----- Excerpt -----

Budding writers and aspiring novelists have been reminding the Internet via acronym for the past five days that it’s National Novel Writing Month (NaNoWriMo). In an effort to combat the stigma that the manuscripts resulting from NaNoWriMo are rambling novellas with inconsistent plot lines, hollow characters, and a mish-mosh of half-conceived ideas, I decided to interview three successful writers to get their thoughts about NaNoWriMo. After pulling more strings than a cello player with obsessive compulsive disorder, I was able to sit down with Fyodor Dostoevsky, author of Crime and Punishment, Stephenie Meyer, “author” of Twilight, and George Orwell, author of 1984.

Katie: I’m so glad you all could make it. Especially Fyodor and George, you guys really pulled through.

Stephenie Meyer: What about me?

K: I’m still not sure why you brought a Robert Pattinson cardboard cutout.

Among the three of you, you’ve authored enduring and thought-provoking novels. …The other is a bestselling Young Adult author whose books gave everyone a new appreciation for Anne Rice in her glory days. How do you each feel about starting such a special and intricate process, and one that doesn’t involve cooking a turkey that isn’t too dry, in the month of November?

-----

Exercise objective: Reproduce the NaNoWriMo interview in full, word for word. You won't need the listing for this.

----- Extracted material -----

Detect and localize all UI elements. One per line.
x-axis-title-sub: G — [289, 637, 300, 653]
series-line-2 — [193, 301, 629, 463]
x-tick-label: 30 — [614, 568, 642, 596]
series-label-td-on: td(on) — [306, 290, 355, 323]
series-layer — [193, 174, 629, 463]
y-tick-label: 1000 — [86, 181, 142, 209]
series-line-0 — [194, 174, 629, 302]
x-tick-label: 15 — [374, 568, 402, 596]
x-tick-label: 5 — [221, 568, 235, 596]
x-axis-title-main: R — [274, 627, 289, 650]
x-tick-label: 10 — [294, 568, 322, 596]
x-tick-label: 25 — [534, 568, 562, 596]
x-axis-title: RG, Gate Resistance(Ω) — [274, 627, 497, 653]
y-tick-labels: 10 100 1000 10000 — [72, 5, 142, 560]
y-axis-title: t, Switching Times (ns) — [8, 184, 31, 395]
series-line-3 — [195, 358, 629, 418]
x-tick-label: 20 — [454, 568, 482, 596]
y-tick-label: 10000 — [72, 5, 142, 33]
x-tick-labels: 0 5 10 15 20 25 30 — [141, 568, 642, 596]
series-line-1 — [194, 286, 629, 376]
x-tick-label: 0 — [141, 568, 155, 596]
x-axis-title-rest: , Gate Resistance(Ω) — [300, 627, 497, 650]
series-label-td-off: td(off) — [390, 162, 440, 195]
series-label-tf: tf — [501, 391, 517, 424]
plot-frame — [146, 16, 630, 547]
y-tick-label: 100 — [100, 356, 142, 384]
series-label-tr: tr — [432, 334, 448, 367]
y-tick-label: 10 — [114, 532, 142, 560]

-----

Response:
Budding writers and aspiring novelists have been reminding the Internet via acronym for the past five days that it’s National Novel Writing Month (NaNoWriMo). In an effort to combat the stigma that the manuscripts resulting from NaNoWriMo are rambling novellas with inconsistent plot lines, hollow characters, and a mish-mosh of half-conceived ideas, I decided to interview three successful writers to get their thoughts about NaNoWriMo. After pulling more strings than a cello player with obsessive compulsive disorder, I was able to sit down with Fyodor Dostoevsky, author of Crime and Punishment, Stephenie Meyer, “author” of Twilight, and George Orwell, author of 1984.

Katie: I’m so glad you all could make it. Especially Fyodor and George, you guys really pulled through.

Stephenie Meyer: What about me?

K: I’m still not sure why you brought a Robert Pattinson cardboard cutout.

Among the three of you, you’ve authored enduring and thought-provoking novels. …The other is a bestselling Young Adult author whose books gave everyone a new appreciation for Anne Rice in her glory days. How do you each feel about starting such a special and intricate process, and one that doesn’t involve cooking a turkey that isn’t too dry, in the month of November?